▸ Data for processing:
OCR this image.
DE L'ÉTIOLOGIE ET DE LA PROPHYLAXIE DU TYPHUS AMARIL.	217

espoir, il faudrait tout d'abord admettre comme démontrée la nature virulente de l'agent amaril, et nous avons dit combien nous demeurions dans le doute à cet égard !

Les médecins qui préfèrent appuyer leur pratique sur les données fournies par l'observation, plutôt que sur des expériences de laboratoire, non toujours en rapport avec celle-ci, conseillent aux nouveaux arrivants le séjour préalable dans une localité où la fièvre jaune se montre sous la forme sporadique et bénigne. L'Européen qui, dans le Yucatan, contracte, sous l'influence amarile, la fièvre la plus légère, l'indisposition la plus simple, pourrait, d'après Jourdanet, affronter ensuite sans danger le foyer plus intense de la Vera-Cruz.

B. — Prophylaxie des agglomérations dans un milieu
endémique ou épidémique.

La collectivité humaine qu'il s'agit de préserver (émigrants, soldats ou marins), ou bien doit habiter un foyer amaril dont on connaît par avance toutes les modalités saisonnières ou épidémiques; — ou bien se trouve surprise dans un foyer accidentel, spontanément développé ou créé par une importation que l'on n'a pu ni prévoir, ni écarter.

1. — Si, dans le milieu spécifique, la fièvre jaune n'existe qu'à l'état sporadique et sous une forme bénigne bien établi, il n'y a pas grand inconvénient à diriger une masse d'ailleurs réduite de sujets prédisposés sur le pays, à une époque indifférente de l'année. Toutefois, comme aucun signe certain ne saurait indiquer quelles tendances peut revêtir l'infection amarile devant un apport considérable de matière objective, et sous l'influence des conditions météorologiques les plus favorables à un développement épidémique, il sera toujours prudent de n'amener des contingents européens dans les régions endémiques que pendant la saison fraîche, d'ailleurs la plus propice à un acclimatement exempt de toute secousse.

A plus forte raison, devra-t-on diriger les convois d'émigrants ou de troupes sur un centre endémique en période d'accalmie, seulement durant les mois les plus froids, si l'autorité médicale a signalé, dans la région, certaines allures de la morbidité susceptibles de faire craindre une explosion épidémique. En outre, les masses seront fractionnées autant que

▸ Problem description:
Write out the whole listing exactly.

▸ Written response:
OCR this image.
DE L'ÉTIOLOGIE ET DE LA PROPHYLAXIE DU TYPHUS AMARIL.	217

espoir, il faudrait tout d'abord admettre comme démontrée la nature virulente de l'agent amaril, et nous avons dit combien nous demeurions dans le doute à cet égard !

Les médecins qui préfèrent appuyer leur pratique sur les données fournies par l'observation, plutôt que sur des expériences de laboratoire, non toujours en rapport avec celle-ci, conseillent aux nouveaux arrivants le séjour préalable dans une localité où la fièvre jaune se montre sous la forme sporadique et bénigne. L'Européen qui, dans le Yucatan, contracte, sous l'influence amarile, la fièvre la plus légère, l'indisposition la plus simple, pourrait, d'après Jourdanet, affronter ensuite sans danger le foyer plus intense de la Vera-Cruz.

B. — Prophylaxie des agglomérations dans un milieu
endémique ou épidémique.

La collectivité humaine qu'il s'agit de préserver (émigrants, soldats ou marins), ou bien doit habiter un foyer amaril dont on connaît par avance toutes les modalités saisonnières ou épidémiques; — ou bien se trouve surprise dans un foyer accidentel, spontanément développé ou créé par une importation que l'on n'a pu ni prévoir, ni écarter.

1. — Si, dans le milieu spécifique, la fièvre jaune n'existe qu'à l'état sporadique et sous une forme bénigne bien établi, il n'y a pas grand inconvénient à diriger une masse d'ailleurs réduite de sujets prédisposés sur le pays, à une époque indifférente de l'année. Toutefois, comme aucun signe certain ne saurait indiquer quelles tendances peut revêtir l'infection amarile devant un apport considérable de matière objective, et sous l'influence des conditions météorologiques les plus favorables à un développement épidémique, il sera toujours prudent de n'amener des contingents européens dans les régions endémiques que pendant la saison fraîche, d'ailleurs la plus propice à un acclimatement exempt de toute secousse.

A plus forte raison, devra-t-on diriger les convois d'émigrants ou de troupes sur un centre endémique en période d'accalmie, seulement durant les mois les plus froids, si l'autorité médicale a signalé, dans la région, certaines allures de la morbidité susceptibles de faire craindre une explosion épidémique. En outre, les masses seront fractionnées autant que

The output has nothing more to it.